Extracts from a graphics dataset:
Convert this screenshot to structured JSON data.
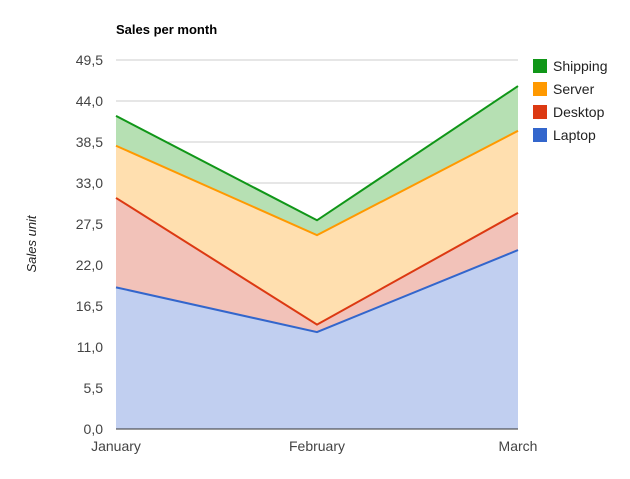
{
  "chart_data": {
    "type": "area",
    "stacked": true,
    "title": "Sales per month",
    "xlabel": "",
    "ylabel": "Sales unit",
    "categories": [
      "January",
      "February",
      "March"
    ],
    "y_ticks": [
      "0,0",
      "5,5",
      "11,0",
      "16,5",
      "22,0",
      "27,5",
      "33,0",
      "38,5",
      "44,0",
      "49,5"
    ],
    "y_tick_values": [
      0,
      5.5,
      11,
      16.5,
      22,
      27.5,
      33,
      38.5,
      44,
      49.5
    ],
    "ylim": [
      0,
      49.5
    ],
    "grid": true,
    "legend_position": "right",
    "series": [
      {
        "name": "Laptop",
        "values": [
          19,
          13,
          24
        ],
        "color": "#3366cc",
        "fill": "#c1cff0"
      },
      {
        "name": "Desktop",
        "values": [
          12,
          1,
          5
        ],
        "color": "#dc3912",
        "fill": "#f2c2b9"
      },
      {
        "name": "Server",
        "values": [
          7,
          12,
          11
        ],
        "color": "#ff9900",
        "fill": "#ffdfaf"
      },
      {
        "name": "Shipping",
        "values": [
          4,
          2,
          6
        ],
        "color": "#109618",
        "fill": "#b6e0b3"
      }
    ],
    "legend_order": [
      "Shipping",
      "Server",
      "Desktop",
      "Laptop"
    ]
  }
}
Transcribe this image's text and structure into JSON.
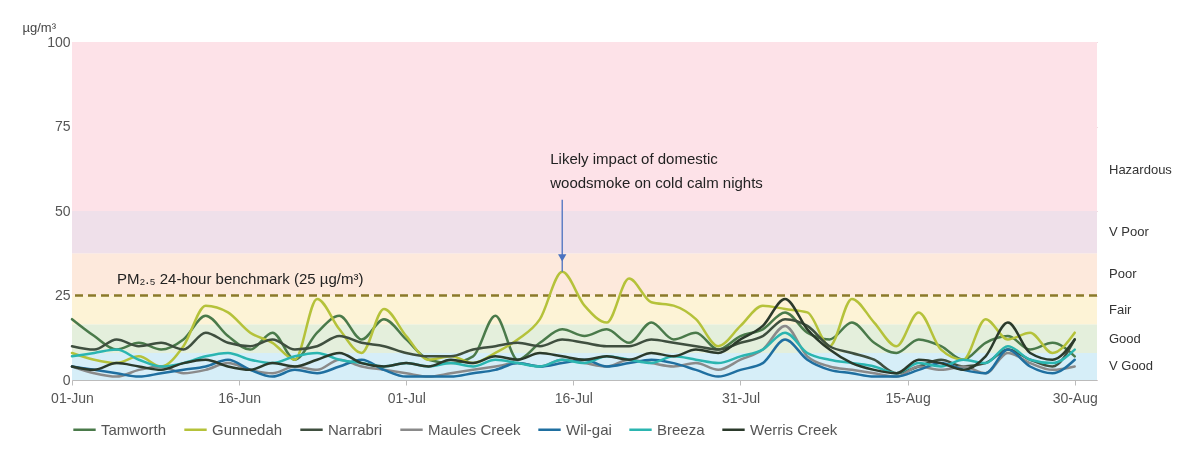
{
  "chart_data": {
    "type": "line",
    "ylabel": "µg/m³",
    "x": [
      "--06-01",
      "--06-03",
      "--06-05",
      "--06-07",
      "--06-09",
      "--06-11",
      "--06-13",
      "--06-15",
      "--06-17",
      "--06-19",
      "--06-21",
      "--06-23",
      "--06-25",
      "--06-27",
      "--06-29",
      "--07-01",
      "--07-03",
      "--07-05",
      "--07-07",
      "--07-09",
      "--07-11",
      "--07-13",
      "--07-15",
      "--07-17",
      "--07-19",
      "--07-21",
      "--07-23",
      "--07-25",
      "--07-27",
      "--07-29",
      "--07-31",
      "--08-02",
      "--08-04",
      "--08-06",
      "--08-08",
      "--08-10",
      "--08-12",
      "--08-14",
      "--08-16",
      "--08-18",
      "--08-20",
      "--08-22",
      "--08-24",
      "--08-26",
      "--08-28",
      "--08-30"
    ],
    "series": [
      {
        "name": "Tamworth",
        "color": "#4a7a4a",
        "values": [
          18,
          13,
          9,
          11,
          9,
          12,
          19,
          13,
          9,
          14,
          6,
          14,
          19,
          12,
          18,
          12,
          6,
          5,
          7,
          19,
          6,
          11,
          15,
          13,
          15,
          11,
          17,
          12,
          14,
          9,
          13,
          15,
          20,
          14,
          12,
          17,
          11,
          8,
          12,
          10,
          6,
          11,
          13,
          9,
          11,
          7
        ]
      },
      {
        "name": "Gunnedah",
        "color": "#b5c23a",
        "values": [
          8,
          6,
          5,
          7,
          4,
          10,
          22,
          20,
          14,
          11,
          6,
          24,
          15,
          8,
          21,
          13,
          6,
          7,
          5,
          8,
          12,
          18,
          32,
          22,
          17,
          30,
          23,
          22,
          18,
          10,
          16,
          22,
          21,
          20,
          10,
          24,
          17,
          10,
          20,
          9,
          6,
          18,
          12,
          14,
          8,
          14
        ]
      },
      {
        "name": "Narrabri",
        "color": "#3f4f3f",
        "values": [
          10,
          9,
          12,
          10,
          11,
          9,
          14,
          11,
          10,
          12,
          9,
          10,
          13,
          11,
          10,
          8,
          7,
          7,
          9,
          10,
          11,
          10,
          12,
          11,
          10,
          10,
          12,
          11,
          10,
          9,
          11,
          13,
          18,
          16,
          10,
          8,
          6,
          2,
          4,
          6,
          4,
          5,
          9,
          6,
          4,
          12
        ]
      },
      {
        "name": "Maules Creek",
        "color": "#8a8a8a",
        "values": [
          4,
          2,
          1,
          3,
          4,
          2,
          3,
          5,
          3,
          2,
          4,
          3,
          6,
          4,
          3,
          2,
          1,
          2,
          3,
          4,
          5,
          4,
          6,
          5,
          4,
          6,
          5,
          4,
          5,
          3,
          6,
          9,
          16,
          7,
          4,
          3,
          2,
          1,
          4,
          3,
          4,
          2,
          8,
          5,
          3,
          4
        ]
      },
      {
        "name": "Wil-gai",
        "color": "#1f6fa0",
        "values": [
          4,
          3,
          2,
          1,
          2,
          3,
          4,
          6,
          3,
          1,
          3,
          2,
          4,
          6,
          3,
          1,
          1,
          1,
          2,
          3,
          5,
          4,
          5,
          6,
          4,
          5,
          6,
          5,
          3,
          1,
          3,
          5,
          12,
          6,
          3,
          2,
          1,
          1,
          3,
          5,
          3,
          2,
          9,
          4,
          2,
          6
        ]
      },
      {
        "name": "Breeza",
        "color": "#2bb5b0",
        "values": [
          7,
          8,
          9,
          6,
          4,
          5,
          7,
          8,
          6,
          5,
          7,
          8,
          6,
          5,
          4,
          5,
          4,
          5,
          4,
          6,
          5,
          4,
          6,
          5,
          7,
          6,
          5,
          7,
          6,
          5,
          7,
          9,
          14,
          8,
          6,
          5,
          4,
          2,
          5,
          4,
          6,
          5,
          10,
          6,
          5,
          9
        ]
      },
      {
        "name": "Werris Creek",
        "color": "#2b3a2b",
        "values": [
          4,
          3,
          5,
          4,
          3,
          5,
          6,
          4,
          3,
          5,
          4,
          6,
          8,
          5,
          4,
          5,
          4,
          6,
          5,
          7,
          6,
          8,
          7,
          6,
          7,
          6,
          8,
          7,
          9,
          8,
          12,
          16,
          24,
          15,
          9,
          5,
          3,
          2,
          6,
          5,
          3,
          7,
          17,
          8,
          6,
          12
        ]
      }
    ],
    "xlim": [
      "--06-01",
      "--09-01"
    ],
    "xticks": [
      {
        "value": "--06-01",
        "label": "01-Jun"
      },
      {
        "value": "--06-16",
        "label": "16-Jun"
      },
      {
        "value": "--07-01",
        "label": "01-Jul"
      },
      {
        "value": "--07-16",
        "label": "16-Jul"
      },
      {
        "value": "--07-31",
        "label": "31-Jul"
      },
      {
        "value": "--08-15",
        "label": "15-Aug"
      },
      {
        "value": "--08-30",
        "label": "30-Aug"
      }
    ],
    "ylim": [
      0,
      100
    ],
    "yticks": [
      0,
      25,
      50,
      75,
      100
    ],
    "grid": "y",
    "legend": "bottom",
    "bands": [
      {
        "axis": "y",
        "from": 0,
        "to": 8,
        "label": "V Good",
        "color": "#d6eef8"
      },
      {
        "axis": "y",
        "from": 8,
        "to": 16.5,
        "label": "Good",
        "color": "#e4efdc"
      },
      {
        "axis": "y",
        "from": 16.5,
        "to": 25,
        "label": "Fair",
        "color": "#fdf3d6"
      },
      {
        "axis": "y",
        "from": 25,
        "to": 37.5,
        "label": "Poor",
        "color": "#fde9dc"
      },
      {
        "axis": "y",
        "from": 37.5,
        "to": 50,
        "label": "V Poor",
        "color": "#efe0ea"
      },
      {
        "axis": "y",
        "from": 50,
        "to": 100,
        "label": "Hazardous",
        "color": "#fde2e8"
      }
    ],
    "ref_lines": [
      {
        "axis": "y",
        "value": 25,
        "label": "PM₂.₅ 24-hour benchmark (25 µg/m³)",
        "color": "#8a7a2a",
        "line_style": "dashed"
      }
    ],
    "annotations": [
      {
        "text": "Likely impact of domestic woodsmoke on cold calm nights",
        "x": "--07-15",
        "y": 32
      }
    ]
  }
}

Set problem: Search the data above for the string "Sales" and copy each line that has it.

Solution to this problem:
    "title": "Sales per month",
    "ylabel": "Sales unit",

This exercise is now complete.